**Input for this task:**
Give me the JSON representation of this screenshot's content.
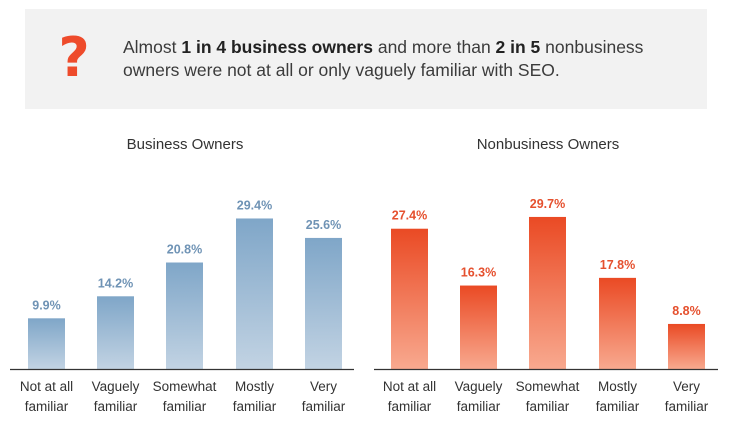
{
  "banner": {
    "icon": "question-mark-icon",
    "text_part1": "Almost ",
    "bold1": "1 in 4 business owners",
    "text_part2": " and more than ",
    "bold2": "2 in 5",
    "text_part3": " nonbusiness owners were not at all or only vaguely familiar with SEO."
  },
  "chart_data": [
    {
      "type": "bar",
      "title": "Business Owners",
      "categories": [
        "Not at all familiar",
        "Vaguely familiar",
        "Somewhat familiar",
        "Mostly familiar",
        "Very familiar"
      ],
      "category_lines": [
        [
          "Not at all",
          "familiar"
        ],
        [
          "Vaguely",
          "familiar"
        ],
        [
          "Somewhat",
          "familiar"
        ],
        [
          "Mostly",
          "familiar"
        ],
        [
          "Very",
          "familiar"
        ]
      ],
      "values": [
        9.9,
        14.2,
        20.8,
        29.4,
        25.6
      ],
      "labels": [
        "9.9%",
        "14.2%",
        "20.8%",
        "29.4%",
        "25.6%"
      ],
      "ylim": [
        0,
        30
      ],
      "grid": false,
      "colors": {
        "bar_top": "#7fa6c8",
        "bar_bottom": "#c2d3e3",
        "label": "#6f93b5",
        "axis": "#333333"
      }
    },
    {
      "type": "bar",
      "title": "Nonbusiness Owners",
      "categories": [
        "Not at all familiar",
        "Vaguely familiar",
        "Somewhat familiar",
        "Mostly familiar",
        "Very familiar"
      ],
      "category_lines": [
        [
          "Not at all",
          "familiar"
        ],
        [
          "Vaguely",
          "familiar"
        ],
        [
          "Somewhat",
          "familiar"
        ],
        [
          "Mostly",
          "familiar"
        ],
        [
          "Very",
          "familiar"
        ]
      ],
      "values": [
        27.4,
        16.3,
        29.7,
        17.8,
        8.8
      ],
      "labels": [
        "27.4%",
        "16.3%",
        "29.7%",
        "17.8%",
        "8.8%"
      ],
      "ylim": [
        0,
        30
      ],
      "grid": false,
      "colors": {
        "bar_top": "#ea4a24",
        "bar_bottom": "#f8a98f",
        "label": "#e5502e",
        "axis": "#333333"
      }
    }
  ]
}
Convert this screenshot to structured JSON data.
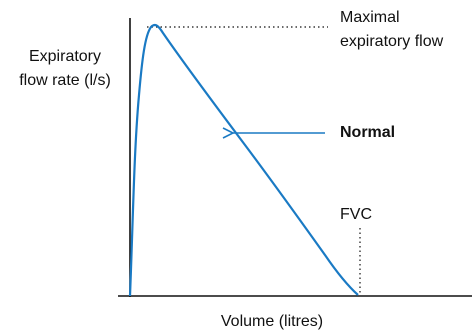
{
  "y_axis_label": [
    "Expiratory",
    "flow rate (l/s)"
  ],
  "x_axis_label": "Volume (litres)",
  "annotations": {
    "max_flow": [
      "Maximal",
      "expiratory flow"
    ],
    "normal": "Normal",
    "fvc": "FVC"
  }
}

**Work to do:** Extract word for word every line from the line that contains "Convert this screenshot" to the final line of the data, both included, and nothing else; skip the pictures.

**Exercise output:**
Convert this screenshot to structured JSON data.
{
  "y_axis_label": [
    "Expiratory",
    "flow rate (l/s)"
  ],
  "x_axis_label": "Volume (litres)",
  "annotations": {
    "max_flow": [
      "Maximal",
      "expiratory flow"
    ],
    "normal": "Normal",
    "fvc": "FVC"
  }
}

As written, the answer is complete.